» Short problem:
Write out the entire listing below exactly as it appears, minus any pictures.

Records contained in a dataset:
..............................

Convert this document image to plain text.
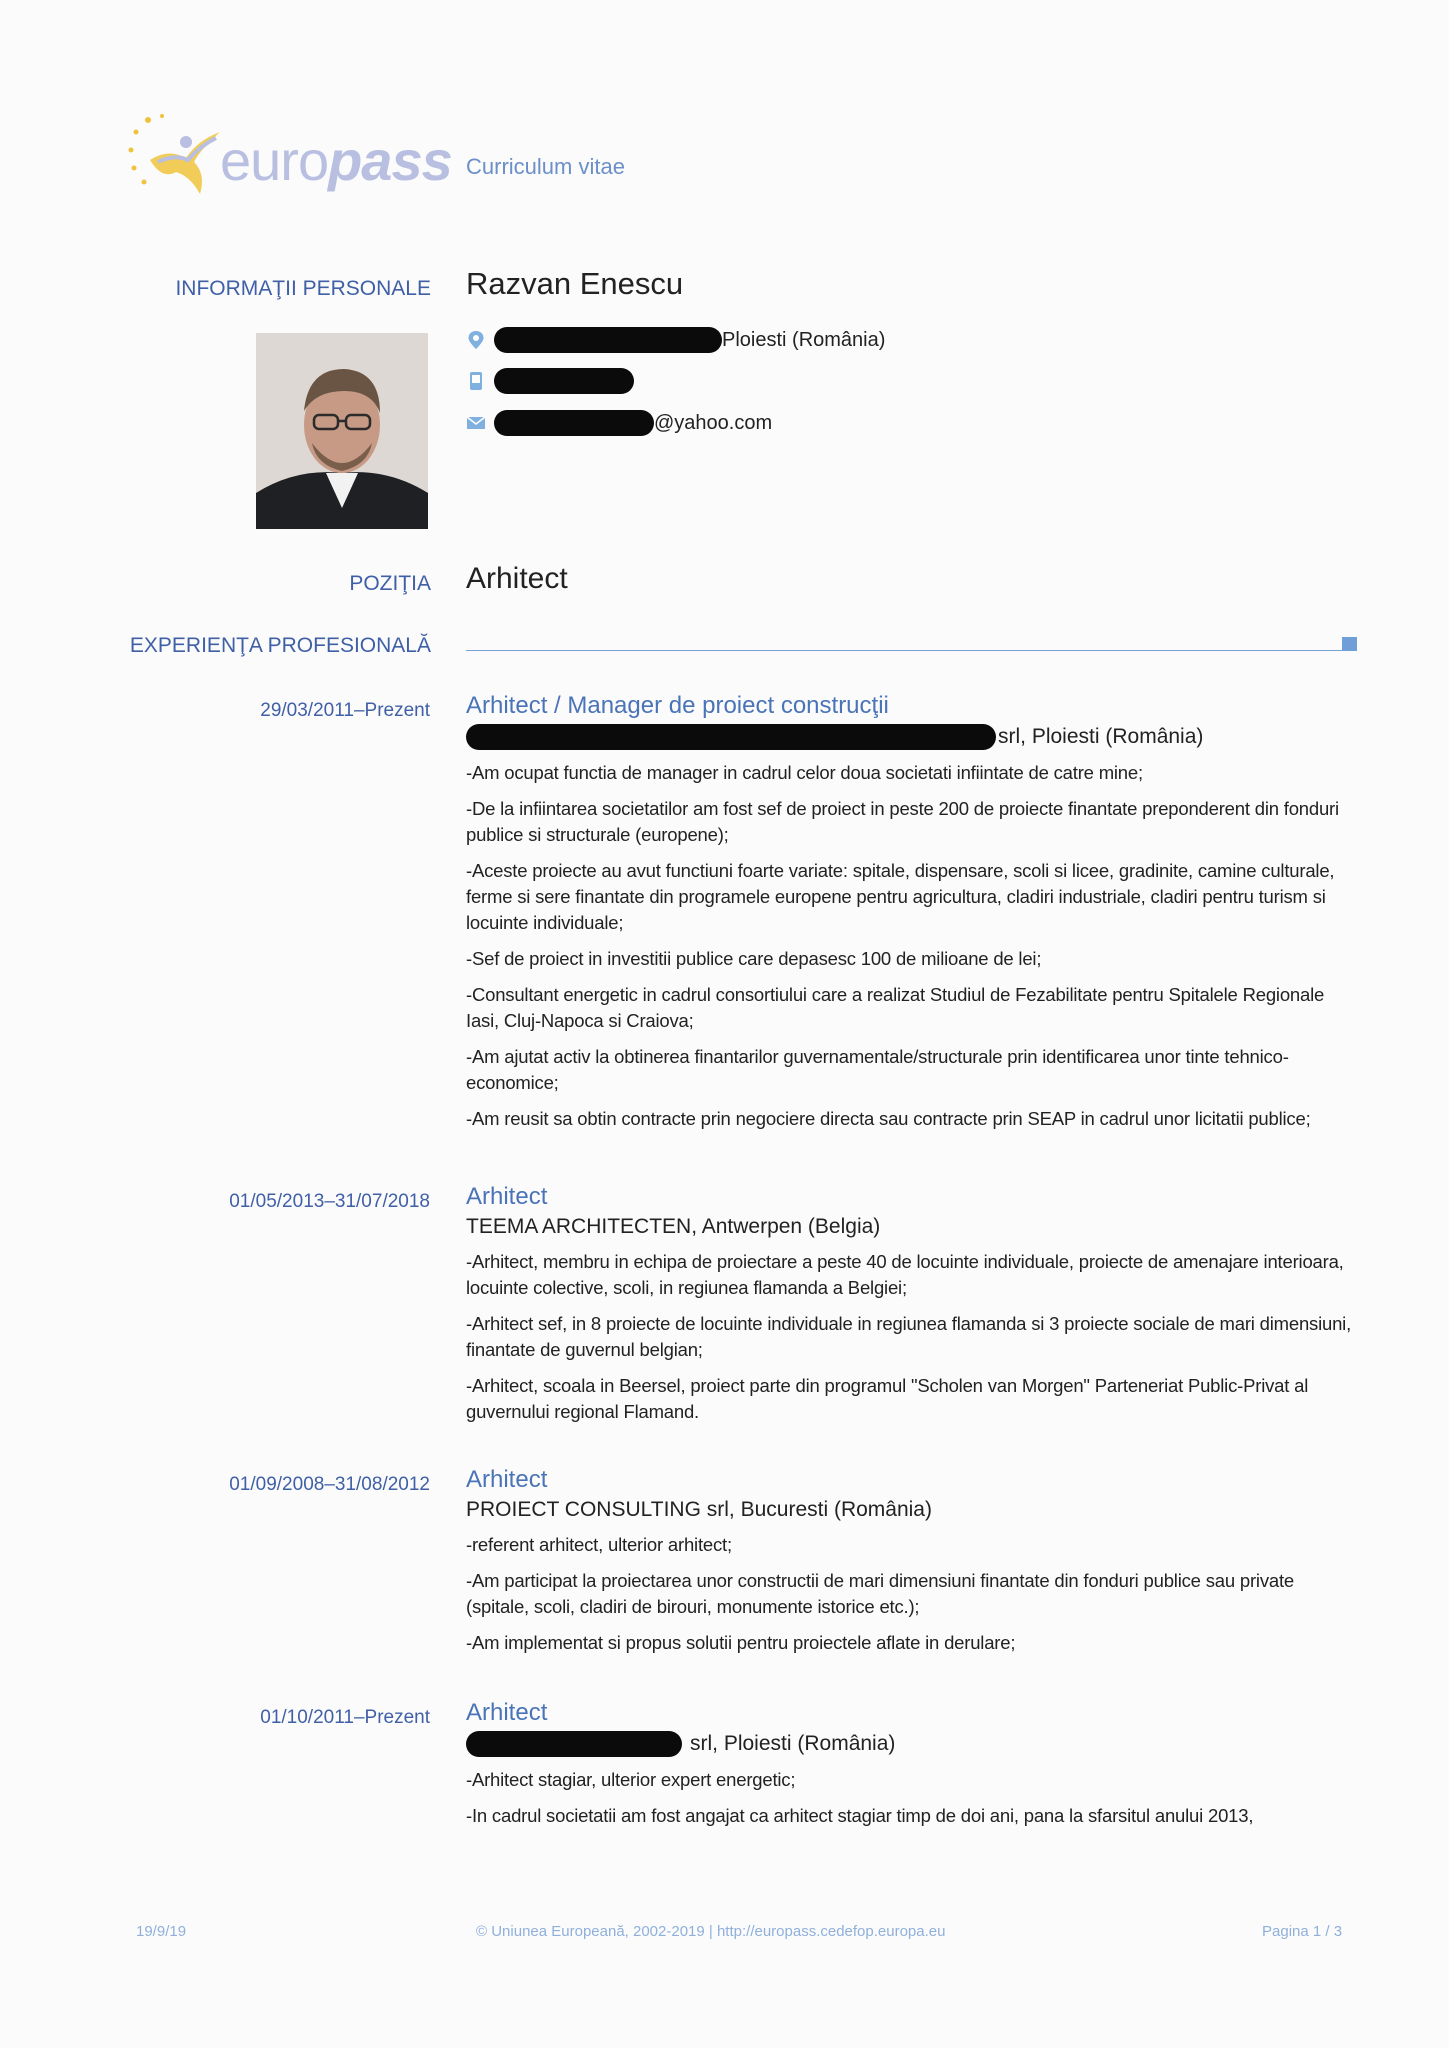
europass Curriculum vitae
INFORMAŢII PERSONALE Razvan Enescu
Ploiesti (România)
@yahoo.com
POZIŢIA Arhitect
EXPERIENŢA PROFESIONALĂ
29/03/2011–Prezent Arhitect / Manager de proiect construcţii
srl, Ploiesti (România)
-Am ocupat functia de manager in cadrul celor doua societati infiintate de catre mine;
-De la infiintarea societatilor am fost sef de proiect in peste 200 de proiecte finantate preponderent din fonduri publice si structurale (europene);
-Aceste proiecte au avut functiuni foarte variate: spitale, dispensare, scoli si licee, gradinite, camine culturale, ferme si sere finantate din programele europene pentru agricultura, cladiri industriale, cladiri pentru turism si locuinte individuale;
-Sef de proiect in investitii publice care depasesc 100 de milioane de lei;
-Consultant energetic in cadrul consortiului care a realizat Studiul de Fezabilitate pentru Spitalele Regionale Iasi, Cluj-Napoca si Craiova;
-Am ajutat activ la obtinerea finantarilor guvernamentale/structurale prin identificarea unor tinte tehnico-economice;
-Am reusit sa obtin contracte prin negociere directa sau contracte prin SEAP in cadrul unor licitatii publice;
01/05/2013–31/07/2018 Arhitect
TEEMA ARCHITECTEN, Antwerpen (Belgia)
-Arhitect, membru in echipa de proiectare a peste 40 de locuinte individuale, proiecte de amenajare interioara, locuinte colective, scoli, in regiunea flamanda a Belgiei;
-Arhitect sef, in 8 proiecte de locuinte individuale in regiunea flamanda si 3 proiecte sociale de mari dimensiuni, finantate de guvernul belgian;
-Arhitect, scoala in Beersel, proiect parte din programul "Scholen van Morgen" Parteneriat Public-Privat al guvernului regional Flamand.
01/09/2008–31/08/2012 Arhitect
PROIECT CONSULTING srl, Bucuresti (România)
-referent arhitect, ulterior arhitect;
-Am participat la proiectarea unor constructii de mari dimensiuni finantate din fonduri publice sau private (spitale, scoli, cladiri de birouri, monumente istorice etc.);
-Am implementat si propus solutii pentru proiectele aflate in derulare;
01/10/2011–Prezent Arhitect
srl, Ploiesti (România)
-Arhitect stagiar, ulterior expert energetic;
-In cadrul societatii am fost angajat ca arhitect stagiar timp de doi ani, pana la sfarsitul anului 2013,
19/9/19	© Uniunea Europeană, 2002-2019 | http://europass.cedefop.europa.eu	Pagina 1 / 3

..............................

» Output of the exercise:
Convert this document image to plain text.
europass Curriculum vitae
INFORMAŢII PERSONALE Razvan Enescu
Ploiesti (România)
@yahoo.com
POZIŢIA Arhitect
EXPERIENŢA PROFESIONALĂ
29/03/2011–Prezent Arhitect / Manager de proiect construcţii
srl, Ploiesti (România)
-Am ocupat functia de manager in cadrul celor doua societati infiintate de catre mine;
-De la infiintarea societatilor am fost sef de proiect in peste 200 de proiecte finantate preponderent din fonduri publice si structurale (europene);
-Aceste proiecte au avut functiuni foarte variate: spitale, dispensare, scoli si licee, gradinite, camine culturale, ferme si sere finantate din programele europene pentru agricultura, cladiri industriale, cladiri pentru turism si locuinte individuale;
-Sef de proiect in investitii publice care depasesc 100 de milioane de lei;
-Consultant energetic in cadrul consortiului care a realizat Studiul de Fezabilitate pentru Spitalele Regionale Iasi, Cluj-Napoca si Craiova;
-Am ajutat activ la obtinerea finantarilor guvernamentale/structurale prin identificarea unor tinte tehnico-economice;
-Am reusit sa obtin contracte prin negociere directa sau contracte prin SEAP in cadrul unor licitatii publice;
01/05/2013–31/07/2018 Arhitect
TEEMA ARCHITECTEN, Antwerpen (Belgia)
-Arhitect, membru in echipa de proiectare a peste 40 de locuinte individuale, proiecte de amenajare interioara, locuinte colective, scoli, in regiunea flamanda a Belgiei;
-Arhitect sef, in 8 proiecte de locuinte individuale in regiunea flamanda si 3 proiecte sociale de mari dimensiuni, finantate de guvernul belgian;
-Arhitect, scoala in Beersel, proiect parte din programul "Scholen van Morgen" Parteneriat Public-Privat al guvernului regional Flamand.
01/09/2008–31/08/2012 Arhitect
PROIECT CONSULTING srl, Bucuresti (România)
-referent arhitect, ulterior arhitect;
-Am participat la proiectarea unor constructii de mari dimensiuni finantate din fonduri publice sau private (spitale, scoli, cladiri de birouri, monumente istorice etc.);
-Am implementat si propus solutii pentru proiectele aflate in derulare;
01/10/2011–Prezent Arhitect
srl, Ploiesti (România)
-Arhitect stagiar, ulterior expert energetic;
-In cadrul societatii am fost angajat ca arhitect stagiar timp de doi ani, pana la sfarsitul anului 2013,
19/9/19	© Uniunea Europeană, 2002-2019 | http://europass.cedefop.europa.eu	Pagina 1 / 3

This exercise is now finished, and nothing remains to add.